- _What is expected_: Wherever "this" appears in a line, copy that line.

* Start Material for the task *

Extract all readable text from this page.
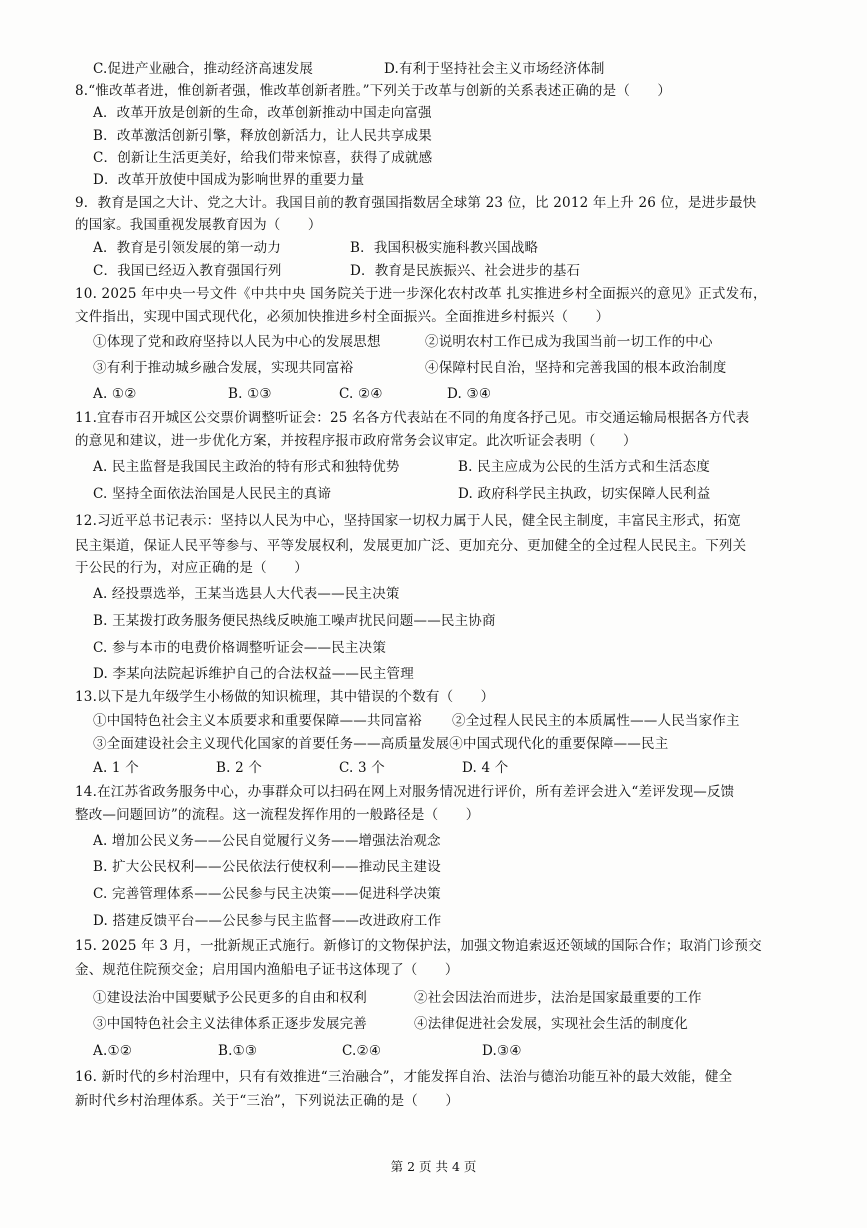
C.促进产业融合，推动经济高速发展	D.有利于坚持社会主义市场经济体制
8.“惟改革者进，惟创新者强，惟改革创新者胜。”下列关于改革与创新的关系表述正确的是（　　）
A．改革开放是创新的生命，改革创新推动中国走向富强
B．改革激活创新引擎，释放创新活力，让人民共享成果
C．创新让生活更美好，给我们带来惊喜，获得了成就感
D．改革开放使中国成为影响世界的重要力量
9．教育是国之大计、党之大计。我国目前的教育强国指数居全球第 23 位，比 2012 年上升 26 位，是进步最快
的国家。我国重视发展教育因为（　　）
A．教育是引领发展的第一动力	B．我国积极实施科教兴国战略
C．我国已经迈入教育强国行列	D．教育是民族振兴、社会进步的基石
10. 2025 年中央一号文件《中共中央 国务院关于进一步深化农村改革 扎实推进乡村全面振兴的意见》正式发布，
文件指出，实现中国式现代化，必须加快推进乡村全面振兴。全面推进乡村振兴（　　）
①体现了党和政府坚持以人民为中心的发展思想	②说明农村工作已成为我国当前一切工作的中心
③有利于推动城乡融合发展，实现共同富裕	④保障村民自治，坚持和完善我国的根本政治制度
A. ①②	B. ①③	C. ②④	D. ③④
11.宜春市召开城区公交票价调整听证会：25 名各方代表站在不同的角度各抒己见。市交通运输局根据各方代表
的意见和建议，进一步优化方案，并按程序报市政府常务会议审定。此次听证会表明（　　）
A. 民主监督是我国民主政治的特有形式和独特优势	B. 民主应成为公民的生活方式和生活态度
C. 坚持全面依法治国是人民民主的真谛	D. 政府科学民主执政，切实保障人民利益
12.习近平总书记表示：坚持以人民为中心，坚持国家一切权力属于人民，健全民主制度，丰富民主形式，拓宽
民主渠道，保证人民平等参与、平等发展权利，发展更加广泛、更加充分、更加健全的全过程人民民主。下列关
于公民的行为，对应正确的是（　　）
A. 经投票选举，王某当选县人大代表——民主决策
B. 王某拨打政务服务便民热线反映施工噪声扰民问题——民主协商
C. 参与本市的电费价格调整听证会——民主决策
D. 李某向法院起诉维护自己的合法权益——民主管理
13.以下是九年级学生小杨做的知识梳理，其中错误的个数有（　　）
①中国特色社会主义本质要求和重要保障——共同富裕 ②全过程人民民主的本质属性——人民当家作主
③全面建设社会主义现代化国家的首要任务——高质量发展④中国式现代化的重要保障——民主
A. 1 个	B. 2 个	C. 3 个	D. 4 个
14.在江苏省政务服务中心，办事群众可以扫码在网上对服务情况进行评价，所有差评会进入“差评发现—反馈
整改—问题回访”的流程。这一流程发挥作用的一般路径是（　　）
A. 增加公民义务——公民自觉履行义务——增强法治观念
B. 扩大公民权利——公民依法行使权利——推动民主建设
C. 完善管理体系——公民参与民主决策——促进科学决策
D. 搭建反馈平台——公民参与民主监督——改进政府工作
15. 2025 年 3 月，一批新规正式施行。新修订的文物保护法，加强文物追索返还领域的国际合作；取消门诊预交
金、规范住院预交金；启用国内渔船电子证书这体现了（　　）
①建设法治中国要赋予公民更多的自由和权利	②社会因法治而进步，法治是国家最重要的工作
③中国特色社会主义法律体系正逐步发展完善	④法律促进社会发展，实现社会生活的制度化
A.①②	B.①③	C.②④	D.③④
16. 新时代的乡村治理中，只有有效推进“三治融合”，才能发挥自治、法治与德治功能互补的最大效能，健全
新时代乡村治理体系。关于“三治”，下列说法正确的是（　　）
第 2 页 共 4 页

* End Material for the task *
* Start Material for the task *

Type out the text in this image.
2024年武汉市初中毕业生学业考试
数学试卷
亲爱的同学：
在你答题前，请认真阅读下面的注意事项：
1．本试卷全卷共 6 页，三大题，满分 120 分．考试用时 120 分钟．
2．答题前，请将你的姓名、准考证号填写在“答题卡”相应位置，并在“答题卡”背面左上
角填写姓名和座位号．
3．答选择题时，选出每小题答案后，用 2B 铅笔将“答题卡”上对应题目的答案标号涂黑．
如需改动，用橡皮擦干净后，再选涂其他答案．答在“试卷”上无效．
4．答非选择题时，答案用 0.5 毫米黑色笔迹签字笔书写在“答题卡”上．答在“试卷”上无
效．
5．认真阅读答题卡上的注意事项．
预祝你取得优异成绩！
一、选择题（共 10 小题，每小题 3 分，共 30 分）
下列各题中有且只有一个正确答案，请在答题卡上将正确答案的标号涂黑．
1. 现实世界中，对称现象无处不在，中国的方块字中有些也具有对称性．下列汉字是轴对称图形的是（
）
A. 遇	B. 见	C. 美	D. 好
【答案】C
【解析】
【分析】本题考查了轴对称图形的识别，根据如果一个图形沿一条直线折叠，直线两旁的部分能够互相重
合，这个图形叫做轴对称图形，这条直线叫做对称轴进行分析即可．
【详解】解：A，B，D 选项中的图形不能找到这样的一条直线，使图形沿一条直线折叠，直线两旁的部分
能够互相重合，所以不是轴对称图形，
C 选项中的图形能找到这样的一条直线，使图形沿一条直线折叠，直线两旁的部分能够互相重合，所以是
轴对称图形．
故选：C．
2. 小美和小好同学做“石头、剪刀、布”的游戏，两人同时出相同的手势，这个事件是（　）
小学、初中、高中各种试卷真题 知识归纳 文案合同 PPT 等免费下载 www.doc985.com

* End Material for the task *

- _Reply to the task_:
Extract all readable text from this page.
Type out the text in this image.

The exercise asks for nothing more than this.